WHAT YOU NEED TO DO: Print the entries verbatim, leaving out the images they contain.

## start SUPPLIED RECORDS

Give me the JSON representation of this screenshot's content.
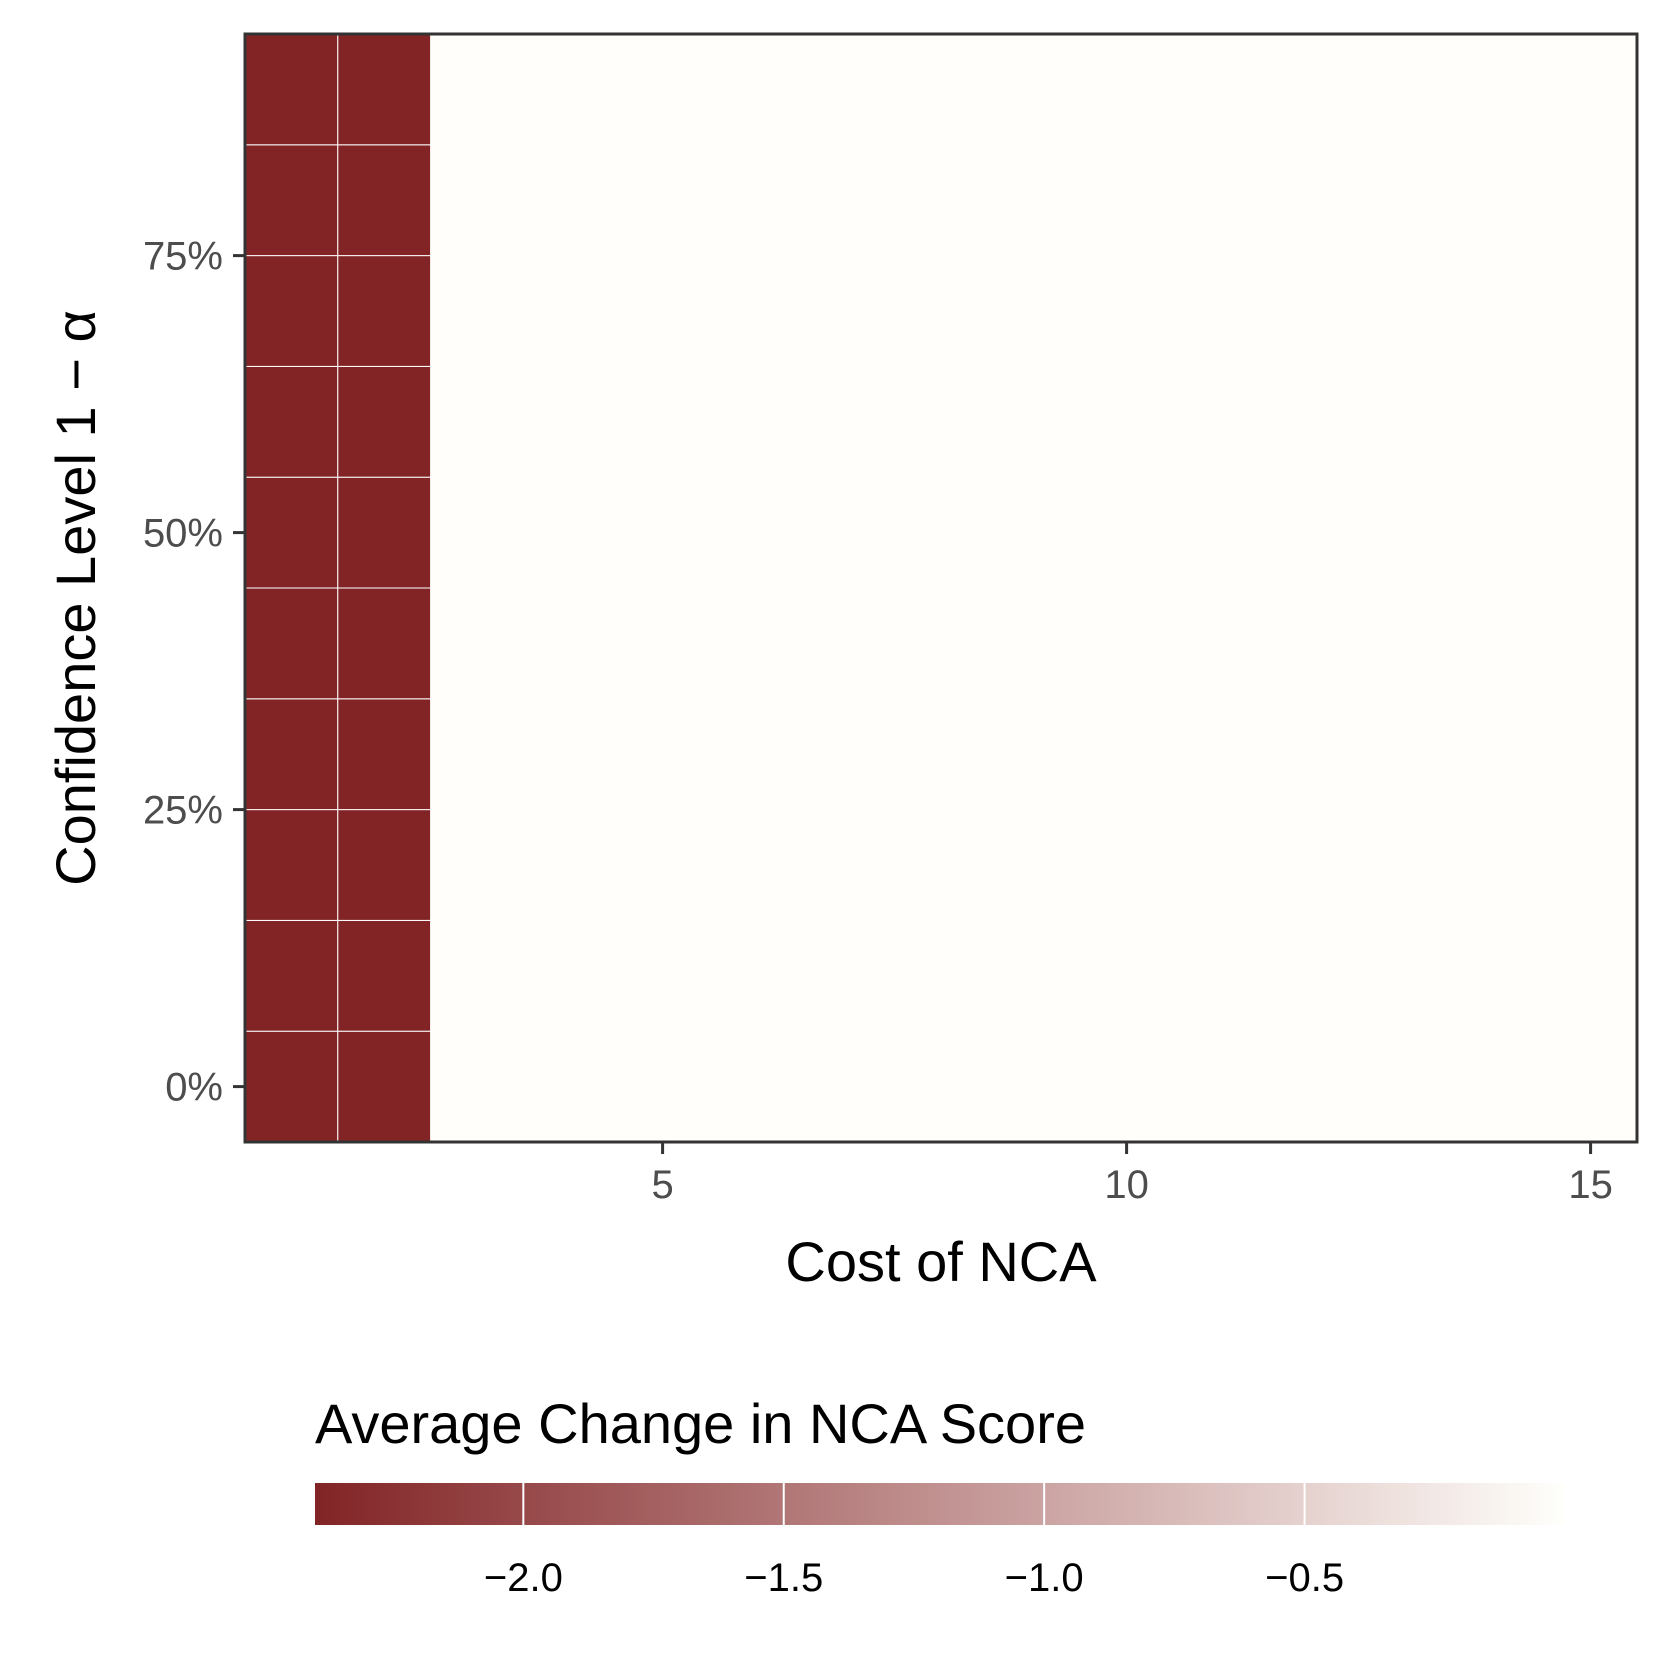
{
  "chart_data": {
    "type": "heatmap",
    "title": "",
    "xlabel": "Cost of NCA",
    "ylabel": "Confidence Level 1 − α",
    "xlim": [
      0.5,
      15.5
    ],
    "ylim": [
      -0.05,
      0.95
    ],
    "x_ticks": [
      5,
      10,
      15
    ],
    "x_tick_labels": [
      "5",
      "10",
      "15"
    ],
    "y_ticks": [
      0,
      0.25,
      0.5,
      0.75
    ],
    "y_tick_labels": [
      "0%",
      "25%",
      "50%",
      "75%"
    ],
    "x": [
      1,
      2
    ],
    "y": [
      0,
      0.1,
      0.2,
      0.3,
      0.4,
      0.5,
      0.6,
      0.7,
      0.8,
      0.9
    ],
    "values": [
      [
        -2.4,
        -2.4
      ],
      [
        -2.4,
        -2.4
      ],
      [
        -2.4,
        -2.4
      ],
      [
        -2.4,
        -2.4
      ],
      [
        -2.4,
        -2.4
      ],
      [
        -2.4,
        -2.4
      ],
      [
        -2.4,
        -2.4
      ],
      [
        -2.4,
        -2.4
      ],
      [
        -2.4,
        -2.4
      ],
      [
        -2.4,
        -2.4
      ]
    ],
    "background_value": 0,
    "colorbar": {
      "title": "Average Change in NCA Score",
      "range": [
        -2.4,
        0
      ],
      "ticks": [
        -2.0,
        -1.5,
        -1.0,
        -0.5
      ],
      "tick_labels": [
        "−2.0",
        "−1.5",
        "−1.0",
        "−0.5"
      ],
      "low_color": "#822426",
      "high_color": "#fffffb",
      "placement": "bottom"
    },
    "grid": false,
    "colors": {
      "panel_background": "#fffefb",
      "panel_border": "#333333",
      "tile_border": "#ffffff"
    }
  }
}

## end SUPPLIED RECORDS

FINAL ANSWER:
Give me the JSON representation of this screenshot's content.
{
  "chart_data": {
    "type": "heatmap",
    "title": "",
    "xlabel": "Cost of NCA",
    "ylabel": "Confidence Level 1 − α",
    "xlim": [
      0.5,
      15.5
    ],
    "ylim": [
      -0.05,
      0.95
    ],
    "x_ticks": [
      5,
      10,
      15
    ],
    "x_tick_labels": [
      "5",
      "10",
      "15"
    ],
    "y_ticks": [
      0,
      0.25,
      0.5,
      0.75
    ],
    "y_tick_labels": [
      "0%",
      "25%",
      "50%",
      "75%"
    ],
    "x": [
      1,
      2
    ],
    "y": [
      0,
      0.1,
      0.2,
      0.3,
      0.4,
      0.5,
      0.6,
      0.7,
      0.8,
      0.9
    ],
    "values": [
      [
        -2.4,
        -2.4
      ],
      [
        -2.4,
        -2.4
      ],
      [
        -2.4,
        -2.4
      ],
      [
        -2.4,
        -2.4
      ],
      [
        -2.4,
        -2.4
      ],
      [
        -2.4,
        -2.4
      ],
      [
        -2.4,
        -2.4
      ],
      [
        -2.4,
        -2.4
      ],
      [
        -2.4,
        -2.4
      ],
      [
        -2.4,
        -2.4
      ]
    ],
    "background_value": 0,
    "colorbar": {
      "title": "Average Change in NCA Score",
      "range": [
        -2.4,
        0
      ],
      "ticks": [
        -2.0,
        -1.5,
        -1.0,
        -0.5
      ],
      "tick_labels": [
        "−2.0",
        "−1.5",
        "−1.0",
        "−0.5"
      ],
      "low_color": "#822426",
      "high_color": "#fffffb",
      "placement": "bottom"
    },
    "grid": false,
    "colors": {
      "panel_background": "#fffefb",
      "panel_border": "#333333",
      "tile_border": "#ffffff"
    }
  }
}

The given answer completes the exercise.